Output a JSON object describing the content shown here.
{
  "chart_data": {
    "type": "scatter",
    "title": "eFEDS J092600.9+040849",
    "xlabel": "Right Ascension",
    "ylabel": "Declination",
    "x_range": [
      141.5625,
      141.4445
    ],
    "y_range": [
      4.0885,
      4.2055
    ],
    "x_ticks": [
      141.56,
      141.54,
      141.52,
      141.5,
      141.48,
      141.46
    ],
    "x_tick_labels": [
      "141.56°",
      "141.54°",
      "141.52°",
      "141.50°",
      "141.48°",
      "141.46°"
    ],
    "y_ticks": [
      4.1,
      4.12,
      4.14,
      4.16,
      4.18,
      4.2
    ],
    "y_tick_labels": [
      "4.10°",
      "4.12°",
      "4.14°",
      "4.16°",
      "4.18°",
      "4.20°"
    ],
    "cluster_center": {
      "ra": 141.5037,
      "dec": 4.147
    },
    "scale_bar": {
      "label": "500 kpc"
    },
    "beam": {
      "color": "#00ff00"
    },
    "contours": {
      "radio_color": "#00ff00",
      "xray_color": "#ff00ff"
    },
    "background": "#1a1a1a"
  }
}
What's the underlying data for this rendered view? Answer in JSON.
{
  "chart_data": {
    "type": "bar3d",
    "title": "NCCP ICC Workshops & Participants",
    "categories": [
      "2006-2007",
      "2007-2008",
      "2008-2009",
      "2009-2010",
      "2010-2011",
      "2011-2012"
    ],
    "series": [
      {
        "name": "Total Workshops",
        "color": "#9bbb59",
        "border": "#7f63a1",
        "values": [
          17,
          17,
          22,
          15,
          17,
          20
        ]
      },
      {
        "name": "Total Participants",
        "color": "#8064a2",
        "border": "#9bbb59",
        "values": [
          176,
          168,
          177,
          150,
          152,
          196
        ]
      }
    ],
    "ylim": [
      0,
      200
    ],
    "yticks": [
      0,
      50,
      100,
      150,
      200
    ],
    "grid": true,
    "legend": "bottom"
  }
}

Your task -
Write out all of the records above exactly as they appear.

The answer -
Output a JSON object describing the content shown here.
{
  "chart_data": {
    "type": "scatter",
    "title": "eFEDS J092600.9+040849",
    "xlabel": "Right Ascension",
    "ylabel": "Declination",
    "x_range": [
      141.5625,
      141.4445
    ],
    "y_range": [
      4.0885,
      4.2055
    ],
    "x_ticks": [
      141.56,
      141.54,
      141.52,
      141.5,
      141.48,
      141.46
    ],
    "x_tick_labels": [
      "141.56°",
      "141.54°",
      "141.52°",
      "141.50°",
      "141.48°",
      "141.46°"
    ],
    "y_ticks": [
      4.1,
      4.12,
      4.14,
      4.16,
      4.18,
      4.2
    ],
    "y_tick_labels": [
      "4.10°",
      "4.12°",
      "4.14°",
      "4.16°",
      "4.18°",
      "4.20°"
    ],
    "cluster_center": {
      "ra": 141.5037,
      "dec": 4.147
    },
    "scale_bar": {
      "label": "500 kpc"
    },
    "beam": {
      "color": "#00ff00"
    },
    "contours": {
      "radio_color": "#00ff00",
      "xray_color": "#ff00ff"
    },
    "background": "#1a1a1a"
  }
}
What's the underlying data for this rendered view? Answer in JSON.
{
  "chart_data": {
    "type": "bar3d",
    "title": "NCCP ICC Workshops & Participants",
    "categories": [
      "2006-2007",
      "2007-2008",
      "2008-2009",
      "2009-2010",
      "2010-2011",
      "2011-2012"
    ],
    "series": [
      {
        "name": "Total Workshops",
        "color": "#9bbb59",
        "border": "#7f63a1",
        "values": [
          17,
          17,
          22,
          15,
          17,
          20
        ]
      },
      {
        "name": "Total Participants",
        "color": "#8064a2",
        "border": "#9bbb59",
        "values": [
          176,
          168,
          177,
          150,
          152,
          196
        ]
      }
    ],
    "ylim": [
      0,
      200
    ],
    "yticks": [
      0,
      50,
      100,
      150,
      200
    ],
    "grid": true,
    "legend": "bottom"
  }
}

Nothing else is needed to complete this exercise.